## TASK STATEMENT
From the listing below, count the lines where the string "Figure" occurs. Give the number, with no other words.

(Dataset entries)
+===+

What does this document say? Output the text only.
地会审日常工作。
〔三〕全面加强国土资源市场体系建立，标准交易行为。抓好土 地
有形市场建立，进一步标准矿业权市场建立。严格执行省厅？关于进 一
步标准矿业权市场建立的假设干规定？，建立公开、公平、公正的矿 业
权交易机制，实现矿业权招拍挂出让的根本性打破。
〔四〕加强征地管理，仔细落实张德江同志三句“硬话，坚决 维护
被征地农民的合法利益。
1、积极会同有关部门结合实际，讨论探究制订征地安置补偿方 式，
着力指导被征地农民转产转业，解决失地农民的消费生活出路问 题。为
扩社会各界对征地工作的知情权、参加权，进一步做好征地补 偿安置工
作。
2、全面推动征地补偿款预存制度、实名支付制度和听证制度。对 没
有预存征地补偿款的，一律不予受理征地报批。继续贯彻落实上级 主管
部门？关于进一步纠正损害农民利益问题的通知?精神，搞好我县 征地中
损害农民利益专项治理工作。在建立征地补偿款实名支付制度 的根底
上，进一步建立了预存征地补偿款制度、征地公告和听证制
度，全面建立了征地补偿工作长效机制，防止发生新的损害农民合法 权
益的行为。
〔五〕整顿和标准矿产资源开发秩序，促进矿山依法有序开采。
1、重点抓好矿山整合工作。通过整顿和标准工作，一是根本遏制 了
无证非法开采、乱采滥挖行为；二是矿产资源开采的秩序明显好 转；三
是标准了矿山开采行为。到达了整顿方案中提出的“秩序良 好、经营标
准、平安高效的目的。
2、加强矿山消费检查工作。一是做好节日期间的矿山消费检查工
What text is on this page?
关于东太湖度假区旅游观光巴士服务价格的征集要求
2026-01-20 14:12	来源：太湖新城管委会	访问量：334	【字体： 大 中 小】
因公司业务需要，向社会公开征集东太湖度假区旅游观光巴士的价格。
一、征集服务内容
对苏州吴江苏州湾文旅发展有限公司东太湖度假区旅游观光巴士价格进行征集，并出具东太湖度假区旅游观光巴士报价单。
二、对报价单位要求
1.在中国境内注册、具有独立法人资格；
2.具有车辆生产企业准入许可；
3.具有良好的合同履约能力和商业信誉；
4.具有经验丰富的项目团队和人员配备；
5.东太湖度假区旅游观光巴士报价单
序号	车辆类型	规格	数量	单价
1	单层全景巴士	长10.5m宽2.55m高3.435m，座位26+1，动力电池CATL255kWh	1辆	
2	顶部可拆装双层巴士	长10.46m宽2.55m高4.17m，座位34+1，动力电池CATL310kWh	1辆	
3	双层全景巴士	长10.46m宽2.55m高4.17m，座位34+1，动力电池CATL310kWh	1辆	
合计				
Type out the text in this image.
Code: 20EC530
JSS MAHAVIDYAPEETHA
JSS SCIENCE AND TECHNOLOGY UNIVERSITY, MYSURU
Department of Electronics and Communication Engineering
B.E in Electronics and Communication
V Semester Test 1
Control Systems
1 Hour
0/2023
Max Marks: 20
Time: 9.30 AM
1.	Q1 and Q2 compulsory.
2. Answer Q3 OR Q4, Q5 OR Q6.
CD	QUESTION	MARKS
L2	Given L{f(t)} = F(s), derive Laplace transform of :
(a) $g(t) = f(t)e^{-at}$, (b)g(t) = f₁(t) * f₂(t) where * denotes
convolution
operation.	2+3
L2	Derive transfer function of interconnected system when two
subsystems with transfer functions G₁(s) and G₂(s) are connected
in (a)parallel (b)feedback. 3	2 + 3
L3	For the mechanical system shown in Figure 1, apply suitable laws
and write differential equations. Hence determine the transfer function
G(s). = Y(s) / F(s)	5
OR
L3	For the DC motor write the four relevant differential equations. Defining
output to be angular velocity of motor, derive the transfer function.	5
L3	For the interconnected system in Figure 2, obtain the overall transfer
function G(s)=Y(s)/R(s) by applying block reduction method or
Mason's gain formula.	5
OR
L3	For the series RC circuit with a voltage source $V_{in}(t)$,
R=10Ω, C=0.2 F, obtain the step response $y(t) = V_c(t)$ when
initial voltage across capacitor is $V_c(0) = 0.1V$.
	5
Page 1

+===+

## FULL ANSWER
2